**Task instructions**
Will you print the material below without altering a single character?

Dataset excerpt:
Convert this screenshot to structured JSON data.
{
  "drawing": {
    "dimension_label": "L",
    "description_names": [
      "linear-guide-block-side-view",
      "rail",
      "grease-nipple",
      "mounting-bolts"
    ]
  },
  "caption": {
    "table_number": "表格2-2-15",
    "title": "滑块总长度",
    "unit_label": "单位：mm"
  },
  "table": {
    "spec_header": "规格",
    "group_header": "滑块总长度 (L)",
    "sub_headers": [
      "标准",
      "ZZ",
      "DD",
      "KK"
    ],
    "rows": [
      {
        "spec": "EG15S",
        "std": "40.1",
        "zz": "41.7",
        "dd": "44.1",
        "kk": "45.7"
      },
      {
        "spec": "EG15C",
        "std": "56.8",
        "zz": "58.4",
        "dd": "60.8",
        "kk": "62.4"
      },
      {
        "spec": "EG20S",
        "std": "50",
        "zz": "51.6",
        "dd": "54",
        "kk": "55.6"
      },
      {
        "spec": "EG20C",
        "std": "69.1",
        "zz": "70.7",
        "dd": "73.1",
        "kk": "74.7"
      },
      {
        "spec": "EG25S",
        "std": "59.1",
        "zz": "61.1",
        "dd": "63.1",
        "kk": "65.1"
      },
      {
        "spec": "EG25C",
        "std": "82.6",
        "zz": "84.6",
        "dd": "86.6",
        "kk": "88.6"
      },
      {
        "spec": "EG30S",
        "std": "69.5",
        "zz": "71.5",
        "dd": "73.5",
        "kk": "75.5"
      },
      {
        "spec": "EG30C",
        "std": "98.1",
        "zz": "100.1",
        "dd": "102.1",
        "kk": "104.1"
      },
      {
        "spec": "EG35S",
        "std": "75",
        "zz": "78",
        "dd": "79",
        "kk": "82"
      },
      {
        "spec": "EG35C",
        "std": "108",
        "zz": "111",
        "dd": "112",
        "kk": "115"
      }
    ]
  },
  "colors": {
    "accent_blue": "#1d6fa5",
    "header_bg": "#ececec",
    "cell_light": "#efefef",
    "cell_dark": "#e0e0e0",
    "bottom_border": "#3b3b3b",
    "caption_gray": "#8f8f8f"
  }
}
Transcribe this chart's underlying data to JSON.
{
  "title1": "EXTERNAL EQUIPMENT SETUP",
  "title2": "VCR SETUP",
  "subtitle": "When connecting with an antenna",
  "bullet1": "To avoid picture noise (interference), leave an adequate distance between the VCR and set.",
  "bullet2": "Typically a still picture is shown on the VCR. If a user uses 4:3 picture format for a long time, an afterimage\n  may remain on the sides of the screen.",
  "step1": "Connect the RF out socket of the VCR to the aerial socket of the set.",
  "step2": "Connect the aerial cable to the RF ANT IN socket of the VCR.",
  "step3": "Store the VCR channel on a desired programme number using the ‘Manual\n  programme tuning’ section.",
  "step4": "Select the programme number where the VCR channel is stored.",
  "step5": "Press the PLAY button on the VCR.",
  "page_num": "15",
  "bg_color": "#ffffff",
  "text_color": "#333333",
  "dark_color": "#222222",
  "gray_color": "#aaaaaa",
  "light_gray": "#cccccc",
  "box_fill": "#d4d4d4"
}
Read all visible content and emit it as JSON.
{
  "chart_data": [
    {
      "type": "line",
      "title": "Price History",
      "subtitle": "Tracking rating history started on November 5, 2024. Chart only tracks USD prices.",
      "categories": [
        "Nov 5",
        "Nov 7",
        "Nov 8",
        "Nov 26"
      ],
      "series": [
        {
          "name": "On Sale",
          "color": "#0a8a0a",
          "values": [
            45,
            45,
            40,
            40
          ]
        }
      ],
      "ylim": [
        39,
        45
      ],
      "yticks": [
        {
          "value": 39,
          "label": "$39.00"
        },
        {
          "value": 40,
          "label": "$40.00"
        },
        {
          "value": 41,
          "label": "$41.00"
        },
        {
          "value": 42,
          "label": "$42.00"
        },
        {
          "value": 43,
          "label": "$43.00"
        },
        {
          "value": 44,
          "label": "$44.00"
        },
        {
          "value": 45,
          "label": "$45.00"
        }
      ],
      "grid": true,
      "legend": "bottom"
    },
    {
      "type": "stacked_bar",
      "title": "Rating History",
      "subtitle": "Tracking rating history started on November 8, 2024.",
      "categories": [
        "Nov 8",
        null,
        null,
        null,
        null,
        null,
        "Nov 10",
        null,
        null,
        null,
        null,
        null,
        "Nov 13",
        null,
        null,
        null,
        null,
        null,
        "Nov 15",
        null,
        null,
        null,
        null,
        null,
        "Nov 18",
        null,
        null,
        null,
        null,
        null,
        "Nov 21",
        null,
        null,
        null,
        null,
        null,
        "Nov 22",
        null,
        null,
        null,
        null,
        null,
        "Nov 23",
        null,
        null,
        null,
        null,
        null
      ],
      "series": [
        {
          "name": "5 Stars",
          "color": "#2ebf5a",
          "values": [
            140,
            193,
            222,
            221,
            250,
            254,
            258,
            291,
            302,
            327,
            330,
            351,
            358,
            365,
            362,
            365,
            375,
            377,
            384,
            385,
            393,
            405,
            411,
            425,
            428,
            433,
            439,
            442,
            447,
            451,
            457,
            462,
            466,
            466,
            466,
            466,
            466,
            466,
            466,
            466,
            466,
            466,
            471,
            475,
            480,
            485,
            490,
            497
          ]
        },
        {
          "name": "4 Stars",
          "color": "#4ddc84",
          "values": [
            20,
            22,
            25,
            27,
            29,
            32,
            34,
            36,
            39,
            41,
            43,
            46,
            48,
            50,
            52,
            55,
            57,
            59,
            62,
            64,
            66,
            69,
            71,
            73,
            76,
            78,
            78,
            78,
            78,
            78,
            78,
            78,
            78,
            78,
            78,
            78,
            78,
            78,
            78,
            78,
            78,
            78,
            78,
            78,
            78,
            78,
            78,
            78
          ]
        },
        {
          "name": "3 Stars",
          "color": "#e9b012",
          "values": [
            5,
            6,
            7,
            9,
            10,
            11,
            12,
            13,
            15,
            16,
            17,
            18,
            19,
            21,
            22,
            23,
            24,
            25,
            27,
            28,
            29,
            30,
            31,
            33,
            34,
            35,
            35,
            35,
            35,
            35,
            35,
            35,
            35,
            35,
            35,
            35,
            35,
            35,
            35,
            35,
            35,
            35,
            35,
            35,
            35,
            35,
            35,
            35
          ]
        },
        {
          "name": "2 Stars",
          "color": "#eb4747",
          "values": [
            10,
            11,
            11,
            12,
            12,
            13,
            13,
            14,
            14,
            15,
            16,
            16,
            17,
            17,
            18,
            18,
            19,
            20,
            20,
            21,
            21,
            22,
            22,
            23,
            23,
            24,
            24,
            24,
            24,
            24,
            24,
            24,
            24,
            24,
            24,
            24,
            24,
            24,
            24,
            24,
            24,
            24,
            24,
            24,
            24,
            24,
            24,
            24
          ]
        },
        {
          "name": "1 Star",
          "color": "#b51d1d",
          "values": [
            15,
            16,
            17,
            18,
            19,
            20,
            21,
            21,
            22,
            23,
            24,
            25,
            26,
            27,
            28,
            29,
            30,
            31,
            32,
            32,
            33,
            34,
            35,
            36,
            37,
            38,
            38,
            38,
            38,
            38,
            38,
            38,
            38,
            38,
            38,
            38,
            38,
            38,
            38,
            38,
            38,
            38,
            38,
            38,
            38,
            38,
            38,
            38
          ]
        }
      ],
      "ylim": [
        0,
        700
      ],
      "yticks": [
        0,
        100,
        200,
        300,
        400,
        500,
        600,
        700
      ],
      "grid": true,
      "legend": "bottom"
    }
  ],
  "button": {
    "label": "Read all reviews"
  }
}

**Solution for this exercise**
Convert this screenshot to structured JSON data.
{
  "drawing": {
    "dimension_label": "L",
    "description_names": [
      "linear-guide-block-side-view",
      "rail",
      "grease-nipple",
      "mounting-bolts"
    ]
  },
  "caption": {
    "table_number": "表格2-2-15",
    "title": "滑块总长度",
    "unit_label": "单位：mm"
  },
  "table": {
    "spec_header": "规格",
    "group_header": "滑块总长度 (L)",
    "sub_headers": [
      "标准",
      "ZZ",
      "DD",
      "KK"
    ],
    "rows": [
      {
        "spec": "EG15S",
        "std": "40.1",
        "zz": "41.7",
        "dd": "44.1",
        "kk": "45.7"
      },
      {
        "spec": "EG15C",
        "std": "56.8",
        "zz": "58.4",
        "dd": "60.8",
        "kk": "62.4"
      },
      {
        "spec": "EG20S",
        "std": "50",
        "zz": "51.6",
        "dd": "54",
        "kk": "55.6"
      },
      {
        "spec": "EG20C",
        "std": "69.1",
        "zz": "70.7",
        "dd": "73.1",
        "kk": "74.7"
      },
      {
        "spec": "EG25S",
        "std": "59.1",
        "zz": "61.1",
        "dd": "63.1",
        "kk": "65.1"
      },
      {
        "spec": "EG25C",
        "std": "82.6",
        "zz": "84.6",
        "dd": "86.6",
        "kk": "88.6"
      },
      {
        "spec": "EG30S",
        "std": "69.5",
        "zz": "71.5",
        "dd": "73.5",
        "kk": "75.5"
      },
      {
        "spec": "EG30C",
        "std": "98.1",
        "zz": "100.1",
        "dd": "102.1",
        "kk": "104.1"
      },
      {
        "spec": "EG35S",
        "std": "75",
        "zz": "78",
        "dd": "79",
        "kk": "82"
      },
      {
        "spec": "EG35C",
        "std": "108",
        "zz": "111",
        "dd": "112",
        "kk": "115"
      }
    ]
  },
  "colors": {
    "accent_blue": "#1d6fa5",
    "header_bg": "#ececec",
    "cell_light": "#efefef",
    "cell_dark": "#e0e0e0",
    "bottom_border": "#3b3b3b",
    "caption_gray": "#8f8f8f"
  }
}
Transcribe this chart's underlying data to JSON.
{
  "title1": "EXTERNAL EQUIPMENT SETUP",
  "title2": "VCR SETUP",
  "subtitle": "When connecting with an antenna",
  "bullet1": "To avoid picture noise (interference), leave an adequate distance between the VCR and set.",
  "bullet2": "Typically a still picture is shown on the VCR. If a user uses 4:3 picture format for a long time, an afterimage\n  may remain on the sides of the screen.",
  "step1": "Connect the RF out socket of the VCR to the aerial socket of the set.",
  "step2": "Connect the aerial cable to the RF ANT IN socket of the VCR.",
  "step3": "Store the VCR channel on a desired programme number using the ‘Manual\n  programme tuning’ section.",
  "step4": "Select the programme number where the VCR channel is stored.",
  "step5": "Press the PLAY button on the VCR.",
  "page_num": "15",
  "bg_color": "#ffffff",
  "text_color": "#333333",
  "dark_color": "#222222",
  "gray_color": "#aaaaaa",
  "light_gray": "#cccccc",
  "box_fill": "#d4d4d4"
}
Read all visible content and emit it as JSON.
{
  "chart_data": [
    {
      "type": "line",
      "title": "Price History",
      "subtitle": "Tracking rating history started on November 5, 2024. Chart only tracks USD prices.",
      "categories": [
        "Nov 5",
        "Nov 7",
        "Nov 8",
        "Nov 26"
      ],
      "series": [
        {
          "name": "On Sale",
          "color": "#0a8a0a",
          "values": [
            45,
            45,
            40,
            40
          ]
        }
      ],
      "ylim": [
        39,
        45
      ],
      "yticks": [
        {
          "value": 39,
          "label": "$39.00"
        },
        {
          "value": 40,
          "label": "$40.00"
        },
        {
          "value": 41,
          "label": "$41.00"
        },
        {
          "value": 42,
          "label": "$42.00"
        },
        {
          "value": 43,
          "label": "$43.00"
        },
        {
          "value": 44,
          "label": "$44.00"
        },
        {
          "value": 45,
          "label": "$45.00"
        }
      ],
      "grid": true,
      "legend": "bottom"
    },
    {
      "type": "stacked_bar",
      "title": "Rating History",
      "subtitle": "Tracking rating history started on November 8, 2024.",
      "categories": [
        "Nov 8",
        null,
        null,
        null,
        null,
        null,
        "Nov 10",
        null,
        null,
        null,
        null,
        null,
        "Nov 13",
        null,
        null,
        null,
        null,
        null,
        "Nov 15",
        null,
        null,
        null,
        null,
        null,
        "Nov 18",
        null,
        null,
        null,
        null,
        null,
        "Nov 21",
        null,
        null,
        null,
        null,
        null,
        "Nov 22",
        null,
        null,
        null,
        null,
        null,
        "Nov 23",
        null,
        null,
        null,
        null,
        null
      ],
      "series": [
        {
          "name": "5 Stars",
          "color": "#2ebf5a",
          "values": [
            140,
            193,
            222,
            221,
            250,
            254,
            258,
            291,
            302,
            327,
            330,
            351,
            358,
            365,
            362,
            365,
            375,
            377,
            384,
            385,
            393,
            405,
            411,
            425,
            428,
            433,
            439,
            442,
            447,
            451,
            457,
            462,
            466,
            466,
            466,
            466,
            466,
            466,
            466,
            466,
            466,
            466,
            471,
            475,
            480,
            485,
            490,
            497
          ]
        },
        {
          "name": "4 Stars",
          "color": "#4ddc84",
          "values": [
            20,
            22,
            25,
            27,
            29,
            32,
            34,
            36,
            39,
            41,
            43,
            46,
            48,
            50,
            52,
            55,
            57,
            59,
            62,
            64,
            66,
            69,
            71,
            73,
            76,
            78,
            78,
            78,
            78,
            78,
            78,
            78,
            78,
            78,
            78,
            78,
            78,
            78,
            78,
            78,
            78,
            78,
            78,
            78,
            78,
            78,
            78,
            78
          ]
        },
        {
          "name": "3 Stars",
          "color": "#e9b012",
          "values": [
            5,
            6,
            7,
            9,
            10,
            11,
            12,
            13,
            15,
            16,
            17,
            18,
            19,
            21,
            22,
            23,
            24,
            25,
            27,
            28,
            29,
            30,
            31,
            33,
            34,
            35,
            35,
            35,
            35,
            35,
            35,
            35,
            35,
            35,
            35,
            35,
            35,
            35,
            35,
            35,
            35,
            35,
            35,
            35,
            35,
            35,
            35,
            35
          ]
        },
        {
          "name": "2 Stars",
          "color": "#eb4747",
          "values": [
            10,
            11,
            11,
            12,
            12,
            13,
            13,
            14,
            14,
            15,
            16,
            16,
            17,
            17,
            18,
            18,
            19,
            20,
            20,
            21,
            21,
            22,
            22,
            23,
            23,
            24,
            24,
            24,
            24,
            24,
            24,
            24,
            24,
            24,
            24,
            24,
            24,
            24,
            24,
            24,
            24,
            24,
            24,
            24,
            24,
            24,
            24,
            24
          ]
        },
        {
          "name": "1 Star",
          "color": "#b51d1d",
          "values": [
            15,
            16,
            17,
            18,
            19,
            20,
            21,
            21,
            22,
            23,
            24,
            25,
            26,
            27,
            28,
            29,
            30,
            31,
            32,
            32,
            33,
            34,
            35,
            36,
            37,
            38,
            38,
            38,
            38,
            38,
            38,
            38,
            38,
            38,
            38,
            38,
            38,
            38,
            38,
            38,
            38,
            38,
            38,
            38,
            38,
            38,
            38,
            38
          ]
        }
      ],
      "ylim": [
        0,
        700
      ],
      "yticks": [
        0,
        100,
        200,
        300,
        400,
        500,
        600,
        700
      ],
      "grid": true,
      "legend": "bottom"
    }
  ],
  "button": {
    "label": "Read all reviews"
  }
}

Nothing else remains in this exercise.